** Begin Record extracts **

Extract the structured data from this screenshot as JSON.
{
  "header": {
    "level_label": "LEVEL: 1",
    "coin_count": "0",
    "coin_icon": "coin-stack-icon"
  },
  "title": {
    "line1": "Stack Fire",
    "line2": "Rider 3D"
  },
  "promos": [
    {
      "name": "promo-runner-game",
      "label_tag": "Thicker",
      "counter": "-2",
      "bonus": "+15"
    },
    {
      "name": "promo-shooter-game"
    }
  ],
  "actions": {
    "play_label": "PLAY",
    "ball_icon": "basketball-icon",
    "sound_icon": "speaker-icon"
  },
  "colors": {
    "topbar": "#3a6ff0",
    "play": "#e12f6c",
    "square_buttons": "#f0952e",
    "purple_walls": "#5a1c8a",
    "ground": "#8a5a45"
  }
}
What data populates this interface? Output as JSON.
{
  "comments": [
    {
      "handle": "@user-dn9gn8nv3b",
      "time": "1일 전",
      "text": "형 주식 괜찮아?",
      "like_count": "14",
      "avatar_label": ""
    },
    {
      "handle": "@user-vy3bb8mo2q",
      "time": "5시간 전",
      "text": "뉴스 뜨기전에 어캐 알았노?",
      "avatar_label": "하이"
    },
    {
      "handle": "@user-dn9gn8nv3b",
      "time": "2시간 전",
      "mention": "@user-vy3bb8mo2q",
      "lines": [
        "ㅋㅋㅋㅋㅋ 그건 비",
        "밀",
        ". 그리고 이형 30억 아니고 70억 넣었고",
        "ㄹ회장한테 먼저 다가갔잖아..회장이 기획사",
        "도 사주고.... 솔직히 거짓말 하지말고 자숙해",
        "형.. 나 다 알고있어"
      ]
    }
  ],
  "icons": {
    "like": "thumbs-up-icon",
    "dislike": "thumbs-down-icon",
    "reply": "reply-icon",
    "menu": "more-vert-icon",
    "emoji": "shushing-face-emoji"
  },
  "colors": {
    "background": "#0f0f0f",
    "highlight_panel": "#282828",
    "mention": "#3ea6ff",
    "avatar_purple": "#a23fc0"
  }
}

** End Record extracts **

Objective | Return all of the entries exactly as written.

Result of the task |
Extract the structured data from this screenshot as JSON.
{
  "header": {
    "level_label": "LEVEL: 1",
    "coin_count": "0",
    "coin_icon": "coin-stack-icon"
  },
  "title": {
    "line1": "Stack Fire",
    "line2": "Rider 3D"
  },
  "promos": [
    {
      "name": "promo-runner-game",
      "label_tag": "Thicker",
      "counter": "-2",
      "bonus": "+15"
    },
    {
      "name": "promo-shooter-game"
    }
  ],
  "actions": {
    "play_label": "PLAY",
    "ball_icon": "basketball-icon",
    "sound_icon": "speaker-icon"
  },
  "colors": {
    "topbar": "#3a6ff0",
    "play": "#e12f6c",
    "square_buttons": "#f0952e",
    "purple_walls": "#5a1c8a",
    "ground": "#8a5a45"
  }
}
What data populates this interface? Output as JSON.
{
  "comments": [
    {
      "handle": "@user-dn9gn8nv3b",
      "time": "1일 전",
      "text": "형 주식 괜찮아?",
      "like_count": "14",
      "avatar_label": ""
    },
    {
      "handle": "@user-vy3bb8mo2q",
      "time": "5시간 전",
      "text": "뉴스 뜨기전에 어캐 알았노?",
      "avatar_label": "하이"
    },
    {
      "handle": "@user-dn9gn8nv3b",
      "time": "2시간 전",
      "mention": "@user-vy3bb8mo2q",
      "lines": [
        "ㅋㅋㅋㅋㅋ 그건 비",
        "밀",
        ". 그리고 이형 30억 아니고 70억 넣었고",
        "ㄹ회장한테 먼저 다가갔잖아..회장이 기획사",
        "도 사주고.... 솔직히 거짓말 하지말고 자숙해",
        "형.. 나 다 알고있어"
      ]
    }
  ],
  "icons": {
    "like": "thumbs-up-icon",
    "dislike": "thumbs-down-icon",
    "reply": "reply-icon",
    "menu": "more-vert-icon",
    "emoji": "shushing-face-emoji"
  },
  "colors": {
    "background": "#0f0f0f",
    "highlight_panel": "#282828",
    "mention": "#3ea6ff",
    "avatar_purple": "#a23fc0"
  }
}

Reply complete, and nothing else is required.